# PROBLEM
Gather each line in the entries that includes the string "headliner".

>>>

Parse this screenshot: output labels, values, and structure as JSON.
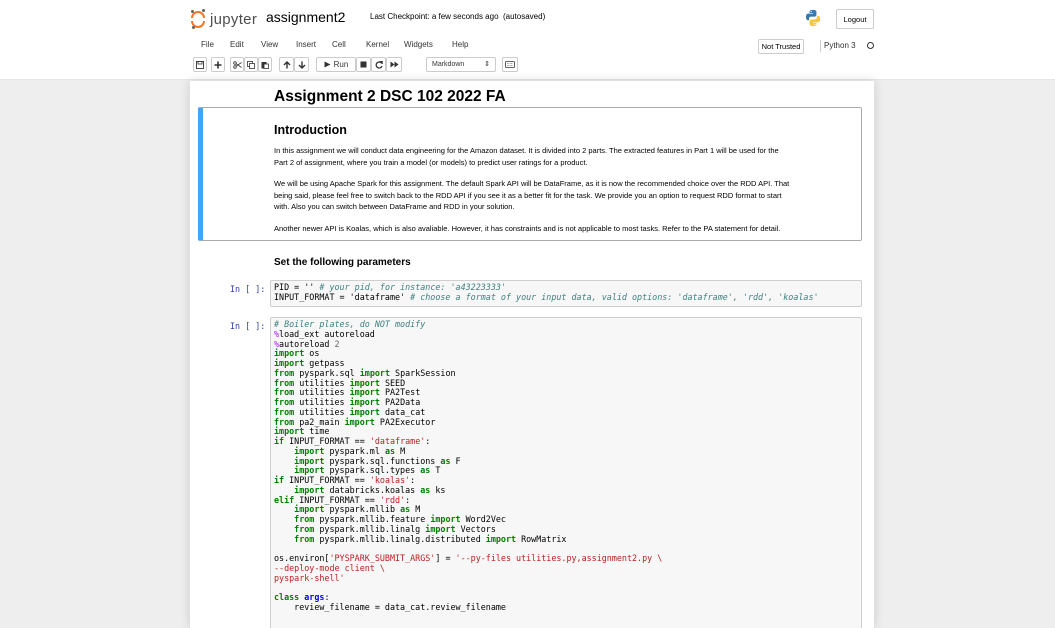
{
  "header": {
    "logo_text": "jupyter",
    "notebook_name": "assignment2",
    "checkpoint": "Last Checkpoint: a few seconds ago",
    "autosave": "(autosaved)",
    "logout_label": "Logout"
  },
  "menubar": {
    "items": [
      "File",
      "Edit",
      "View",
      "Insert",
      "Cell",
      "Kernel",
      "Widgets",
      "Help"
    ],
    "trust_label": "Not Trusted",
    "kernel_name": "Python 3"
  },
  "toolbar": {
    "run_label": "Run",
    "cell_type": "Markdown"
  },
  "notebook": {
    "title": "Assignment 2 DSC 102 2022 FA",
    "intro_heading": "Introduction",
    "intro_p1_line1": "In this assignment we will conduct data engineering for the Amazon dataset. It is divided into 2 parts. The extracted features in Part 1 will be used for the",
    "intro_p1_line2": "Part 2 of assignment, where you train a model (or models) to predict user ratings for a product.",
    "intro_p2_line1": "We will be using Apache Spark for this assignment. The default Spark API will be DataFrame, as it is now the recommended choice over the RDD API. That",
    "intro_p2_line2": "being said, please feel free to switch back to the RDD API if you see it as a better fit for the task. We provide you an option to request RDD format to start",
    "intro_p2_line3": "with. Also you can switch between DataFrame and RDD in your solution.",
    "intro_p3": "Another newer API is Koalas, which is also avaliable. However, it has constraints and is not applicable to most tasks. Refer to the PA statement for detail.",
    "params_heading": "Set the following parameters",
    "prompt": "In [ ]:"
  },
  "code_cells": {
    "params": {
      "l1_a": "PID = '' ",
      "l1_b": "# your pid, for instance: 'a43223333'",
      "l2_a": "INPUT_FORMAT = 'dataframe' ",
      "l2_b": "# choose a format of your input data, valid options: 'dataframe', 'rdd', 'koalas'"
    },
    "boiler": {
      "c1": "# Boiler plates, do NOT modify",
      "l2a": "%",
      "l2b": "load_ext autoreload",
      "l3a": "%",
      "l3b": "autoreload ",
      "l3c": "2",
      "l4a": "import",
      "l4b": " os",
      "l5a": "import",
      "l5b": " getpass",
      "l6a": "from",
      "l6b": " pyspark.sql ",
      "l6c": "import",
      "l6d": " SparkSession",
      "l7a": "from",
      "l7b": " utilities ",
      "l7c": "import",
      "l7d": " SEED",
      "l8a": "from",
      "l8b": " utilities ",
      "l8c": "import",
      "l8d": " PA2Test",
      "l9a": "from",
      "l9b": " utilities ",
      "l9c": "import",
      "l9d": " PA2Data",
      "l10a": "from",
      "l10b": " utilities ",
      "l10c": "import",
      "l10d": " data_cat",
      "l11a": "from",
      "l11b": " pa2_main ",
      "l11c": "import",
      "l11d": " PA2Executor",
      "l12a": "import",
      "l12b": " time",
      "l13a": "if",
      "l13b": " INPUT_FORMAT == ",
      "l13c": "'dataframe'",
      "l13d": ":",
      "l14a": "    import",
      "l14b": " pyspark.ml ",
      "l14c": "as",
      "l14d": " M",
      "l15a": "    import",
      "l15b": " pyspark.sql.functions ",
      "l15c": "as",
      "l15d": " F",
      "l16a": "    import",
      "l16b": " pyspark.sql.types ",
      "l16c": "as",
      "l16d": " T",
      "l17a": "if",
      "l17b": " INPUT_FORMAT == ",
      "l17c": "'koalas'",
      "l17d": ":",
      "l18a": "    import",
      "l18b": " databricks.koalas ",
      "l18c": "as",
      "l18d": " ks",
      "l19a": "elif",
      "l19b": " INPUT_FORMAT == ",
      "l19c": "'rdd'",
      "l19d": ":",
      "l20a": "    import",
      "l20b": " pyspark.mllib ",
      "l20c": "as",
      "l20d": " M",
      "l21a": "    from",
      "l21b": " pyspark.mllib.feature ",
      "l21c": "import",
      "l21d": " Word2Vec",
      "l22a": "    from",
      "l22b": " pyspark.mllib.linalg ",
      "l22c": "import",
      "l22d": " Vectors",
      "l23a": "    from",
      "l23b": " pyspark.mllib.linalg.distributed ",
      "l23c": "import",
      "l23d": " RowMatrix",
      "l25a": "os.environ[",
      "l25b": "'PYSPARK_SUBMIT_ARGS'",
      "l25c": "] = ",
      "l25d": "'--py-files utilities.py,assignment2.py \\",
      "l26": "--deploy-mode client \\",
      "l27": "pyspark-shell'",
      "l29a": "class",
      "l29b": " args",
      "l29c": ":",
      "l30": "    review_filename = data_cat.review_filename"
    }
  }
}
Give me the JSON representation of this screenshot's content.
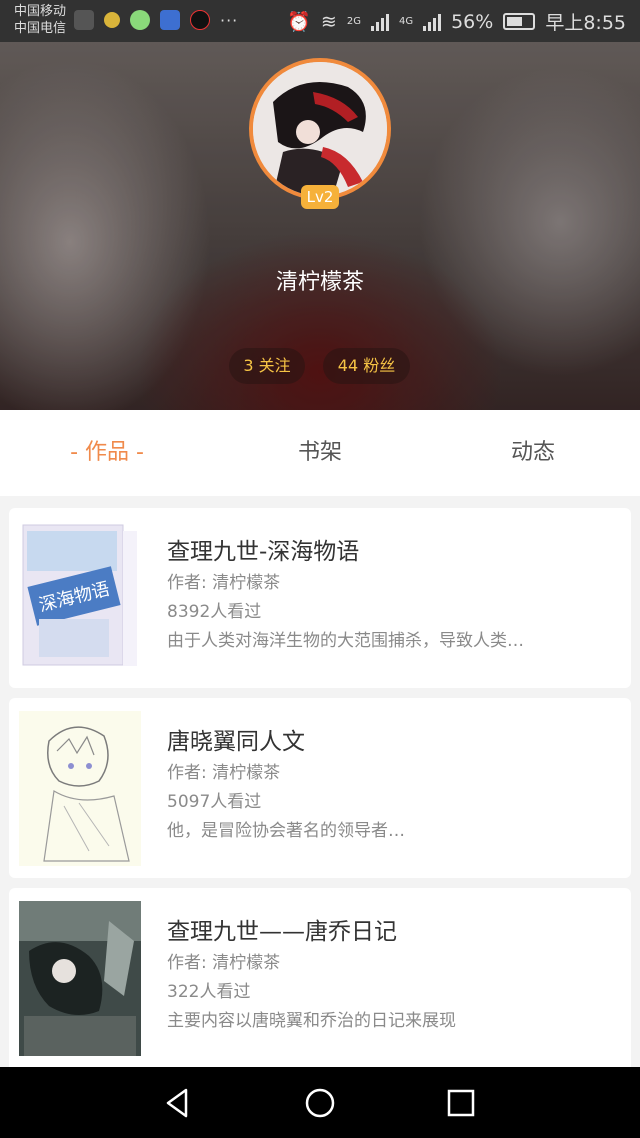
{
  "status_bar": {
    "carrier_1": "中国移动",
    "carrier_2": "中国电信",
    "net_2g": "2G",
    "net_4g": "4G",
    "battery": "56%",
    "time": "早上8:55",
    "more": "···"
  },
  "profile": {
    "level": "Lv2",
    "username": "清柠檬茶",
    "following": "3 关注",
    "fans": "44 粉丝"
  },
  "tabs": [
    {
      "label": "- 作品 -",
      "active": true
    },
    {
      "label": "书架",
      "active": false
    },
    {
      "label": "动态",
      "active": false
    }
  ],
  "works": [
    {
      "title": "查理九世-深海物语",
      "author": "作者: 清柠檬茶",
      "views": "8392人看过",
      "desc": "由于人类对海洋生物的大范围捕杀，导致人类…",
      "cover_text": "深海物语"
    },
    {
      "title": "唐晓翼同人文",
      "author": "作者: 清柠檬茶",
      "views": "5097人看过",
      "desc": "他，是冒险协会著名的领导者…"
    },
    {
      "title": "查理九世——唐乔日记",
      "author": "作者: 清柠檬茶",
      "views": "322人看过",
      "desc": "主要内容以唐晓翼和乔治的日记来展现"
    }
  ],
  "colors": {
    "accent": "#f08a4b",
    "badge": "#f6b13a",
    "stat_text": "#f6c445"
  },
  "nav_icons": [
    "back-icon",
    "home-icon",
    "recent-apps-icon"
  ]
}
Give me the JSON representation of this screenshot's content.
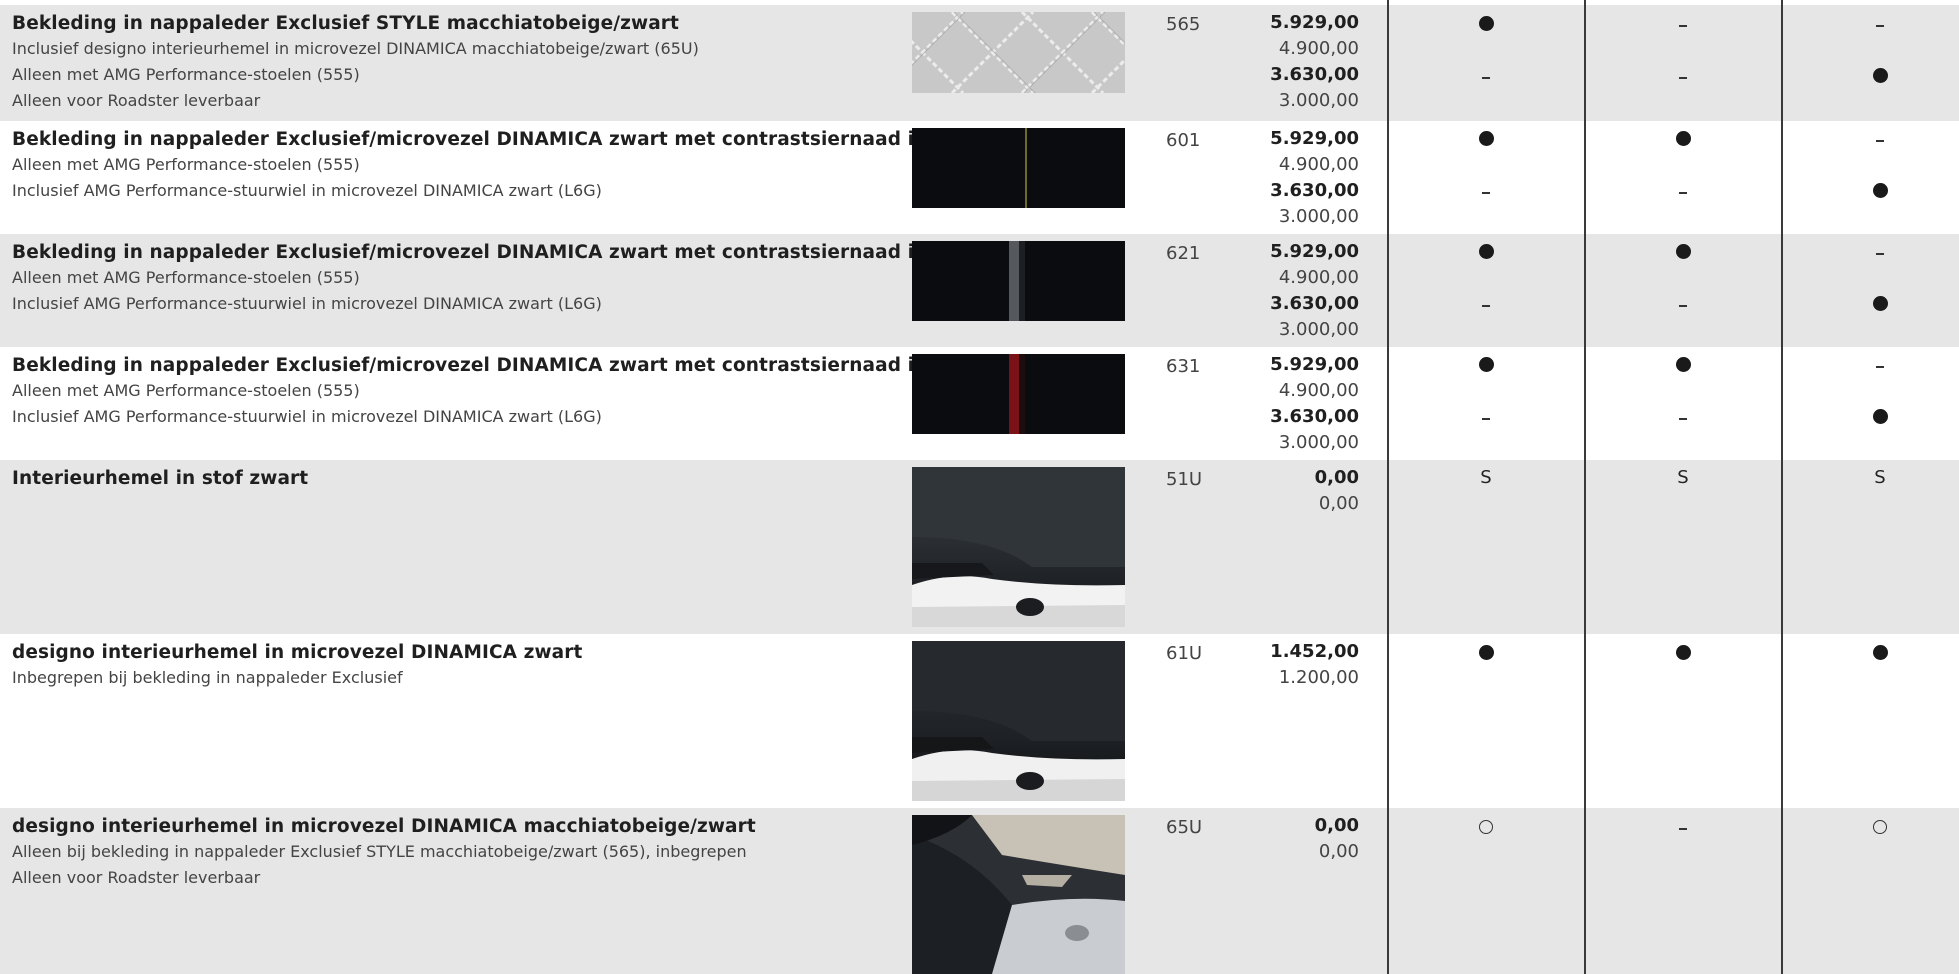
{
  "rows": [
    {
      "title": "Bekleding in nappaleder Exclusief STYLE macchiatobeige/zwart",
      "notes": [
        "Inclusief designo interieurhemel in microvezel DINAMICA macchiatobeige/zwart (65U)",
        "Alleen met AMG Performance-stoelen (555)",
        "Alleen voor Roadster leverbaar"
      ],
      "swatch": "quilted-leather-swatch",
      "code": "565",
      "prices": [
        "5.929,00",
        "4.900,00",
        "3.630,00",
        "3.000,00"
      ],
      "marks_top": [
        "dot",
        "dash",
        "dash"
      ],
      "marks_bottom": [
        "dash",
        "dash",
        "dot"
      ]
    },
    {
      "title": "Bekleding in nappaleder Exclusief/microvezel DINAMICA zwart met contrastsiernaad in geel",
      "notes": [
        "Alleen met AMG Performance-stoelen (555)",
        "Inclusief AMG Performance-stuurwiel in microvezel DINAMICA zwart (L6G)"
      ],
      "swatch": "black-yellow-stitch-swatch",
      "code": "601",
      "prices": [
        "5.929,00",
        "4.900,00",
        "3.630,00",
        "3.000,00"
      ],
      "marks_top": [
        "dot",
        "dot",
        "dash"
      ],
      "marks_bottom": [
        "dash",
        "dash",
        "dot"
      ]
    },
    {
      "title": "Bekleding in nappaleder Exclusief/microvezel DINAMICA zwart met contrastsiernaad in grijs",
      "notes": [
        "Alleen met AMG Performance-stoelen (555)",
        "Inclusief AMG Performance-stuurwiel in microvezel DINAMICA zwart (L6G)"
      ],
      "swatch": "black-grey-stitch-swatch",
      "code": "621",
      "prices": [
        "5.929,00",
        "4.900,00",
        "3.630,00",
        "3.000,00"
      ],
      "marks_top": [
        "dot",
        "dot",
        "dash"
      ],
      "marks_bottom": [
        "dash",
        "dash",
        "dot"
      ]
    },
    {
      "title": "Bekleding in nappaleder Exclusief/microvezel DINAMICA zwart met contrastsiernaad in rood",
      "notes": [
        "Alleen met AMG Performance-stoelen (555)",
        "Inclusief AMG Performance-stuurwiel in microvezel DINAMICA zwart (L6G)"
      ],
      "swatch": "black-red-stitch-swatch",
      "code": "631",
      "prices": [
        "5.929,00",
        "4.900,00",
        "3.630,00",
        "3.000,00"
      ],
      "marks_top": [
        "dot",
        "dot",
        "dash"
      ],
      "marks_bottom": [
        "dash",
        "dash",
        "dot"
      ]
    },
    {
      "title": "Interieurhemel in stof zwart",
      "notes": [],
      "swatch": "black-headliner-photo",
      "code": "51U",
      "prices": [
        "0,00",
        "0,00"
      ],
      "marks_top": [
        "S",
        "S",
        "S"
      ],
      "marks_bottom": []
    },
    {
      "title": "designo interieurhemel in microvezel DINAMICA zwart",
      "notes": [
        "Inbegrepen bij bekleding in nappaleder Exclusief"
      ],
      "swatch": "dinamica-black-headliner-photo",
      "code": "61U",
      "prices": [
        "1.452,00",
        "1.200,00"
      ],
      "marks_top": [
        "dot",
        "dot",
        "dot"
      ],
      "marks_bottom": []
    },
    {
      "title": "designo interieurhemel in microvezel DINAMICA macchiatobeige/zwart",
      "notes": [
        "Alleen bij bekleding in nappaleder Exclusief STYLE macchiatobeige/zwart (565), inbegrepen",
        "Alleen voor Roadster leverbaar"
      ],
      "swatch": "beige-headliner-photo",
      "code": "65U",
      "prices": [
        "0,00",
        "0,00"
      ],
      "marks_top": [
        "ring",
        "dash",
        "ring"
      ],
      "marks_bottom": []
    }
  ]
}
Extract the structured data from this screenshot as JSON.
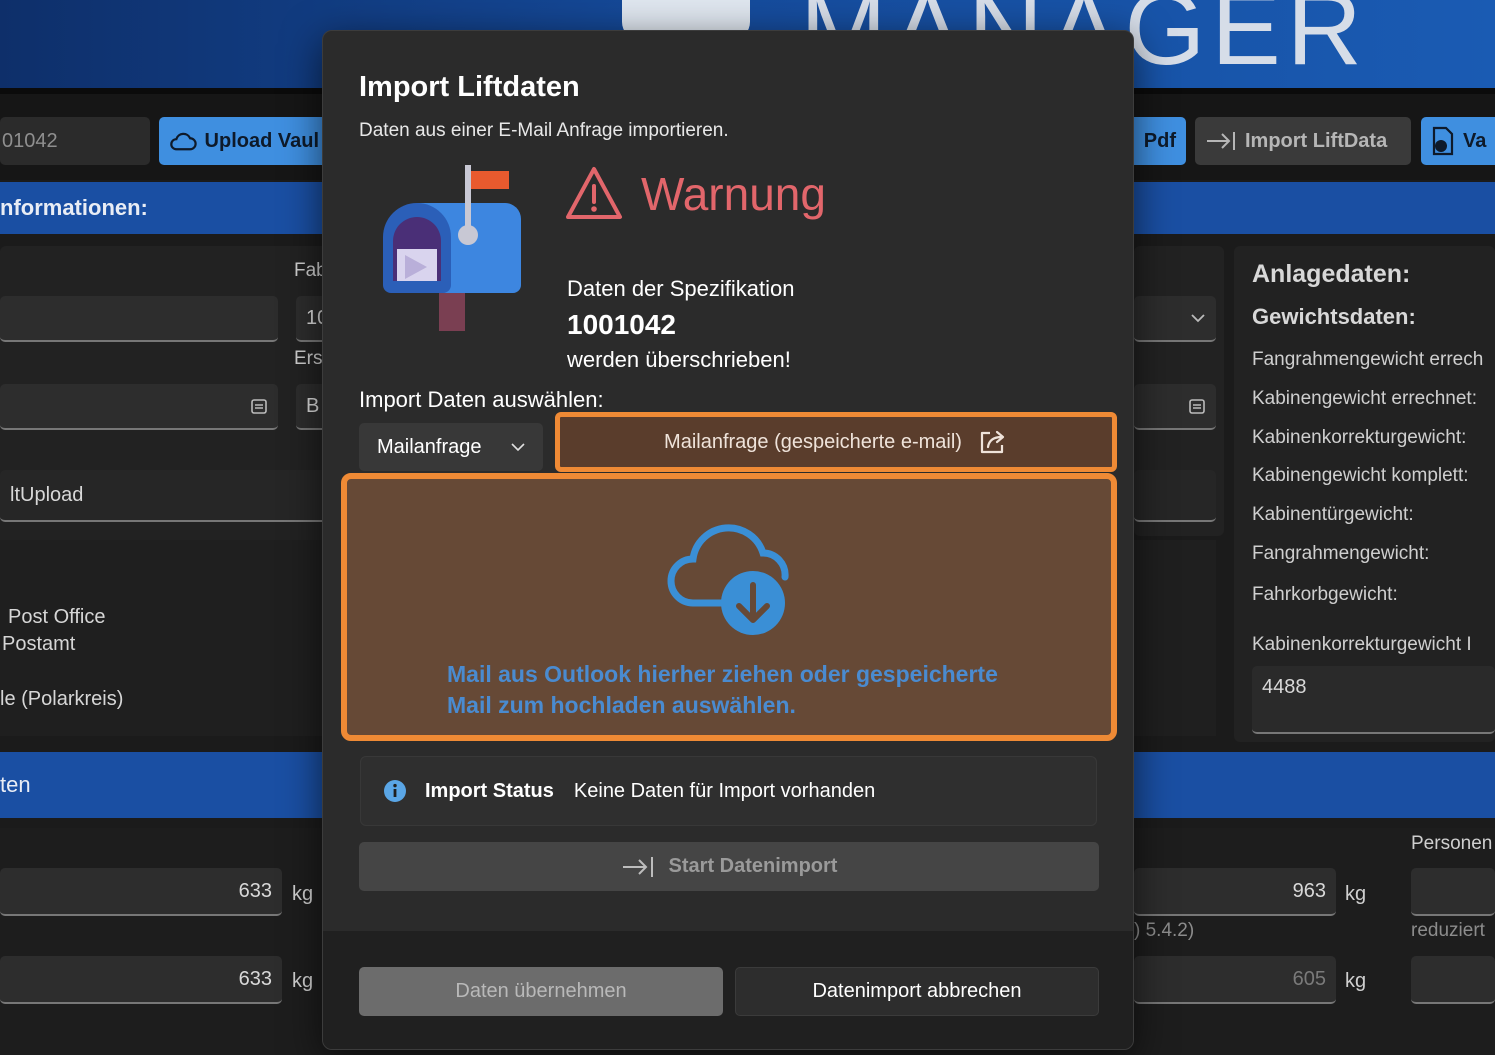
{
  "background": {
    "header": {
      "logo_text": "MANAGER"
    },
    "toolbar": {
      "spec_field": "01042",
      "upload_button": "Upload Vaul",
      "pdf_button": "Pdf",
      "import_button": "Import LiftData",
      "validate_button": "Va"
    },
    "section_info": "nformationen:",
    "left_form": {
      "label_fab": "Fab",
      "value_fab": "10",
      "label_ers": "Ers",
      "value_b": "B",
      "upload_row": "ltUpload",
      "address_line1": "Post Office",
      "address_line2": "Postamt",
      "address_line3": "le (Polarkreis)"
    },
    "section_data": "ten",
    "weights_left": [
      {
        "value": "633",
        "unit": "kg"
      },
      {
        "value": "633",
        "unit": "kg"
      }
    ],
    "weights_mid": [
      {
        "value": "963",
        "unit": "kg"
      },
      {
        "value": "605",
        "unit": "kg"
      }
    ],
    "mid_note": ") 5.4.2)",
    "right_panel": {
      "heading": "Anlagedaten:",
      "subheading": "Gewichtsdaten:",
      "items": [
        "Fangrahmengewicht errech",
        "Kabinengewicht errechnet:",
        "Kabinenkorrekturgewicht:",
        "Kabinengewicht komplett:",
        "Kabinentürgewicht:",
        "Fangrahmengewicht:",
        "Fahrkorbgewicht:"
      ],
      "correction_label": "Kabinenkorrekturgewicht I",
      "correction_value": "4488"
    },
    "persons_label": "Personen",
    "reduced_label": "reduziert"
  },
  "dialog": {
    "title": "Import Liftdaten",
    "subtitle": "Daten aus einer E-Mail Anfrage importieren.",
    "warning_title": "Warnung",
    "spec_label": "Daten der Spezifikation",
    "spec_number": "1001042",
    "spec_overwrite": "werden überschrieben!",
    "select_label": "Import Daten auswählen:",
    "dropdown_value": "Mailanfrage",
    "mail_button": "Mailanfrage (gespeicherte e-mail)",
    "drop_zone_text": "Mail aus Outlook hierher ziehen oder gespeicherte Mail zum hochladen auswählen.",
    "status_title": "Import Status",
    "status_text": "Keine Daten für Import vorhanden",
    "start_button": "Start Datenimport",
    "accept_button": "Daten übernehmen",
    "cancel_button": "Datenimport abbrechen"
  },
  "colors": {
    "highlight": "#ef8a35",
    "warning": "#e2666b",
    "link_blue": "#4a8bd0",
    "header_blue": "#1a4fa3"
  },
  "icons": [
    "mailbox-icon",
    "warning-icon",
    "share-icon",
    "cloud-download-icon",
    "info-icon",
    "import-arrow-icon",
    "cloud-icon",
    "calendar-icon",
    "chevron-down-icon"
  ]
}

<<<

# TASK RESPONSE
      "swatch": "black-headliner-photo",
      "swatch": "dinamica-black-headliner-photo",
      "swatch": "beige-headliner-photo",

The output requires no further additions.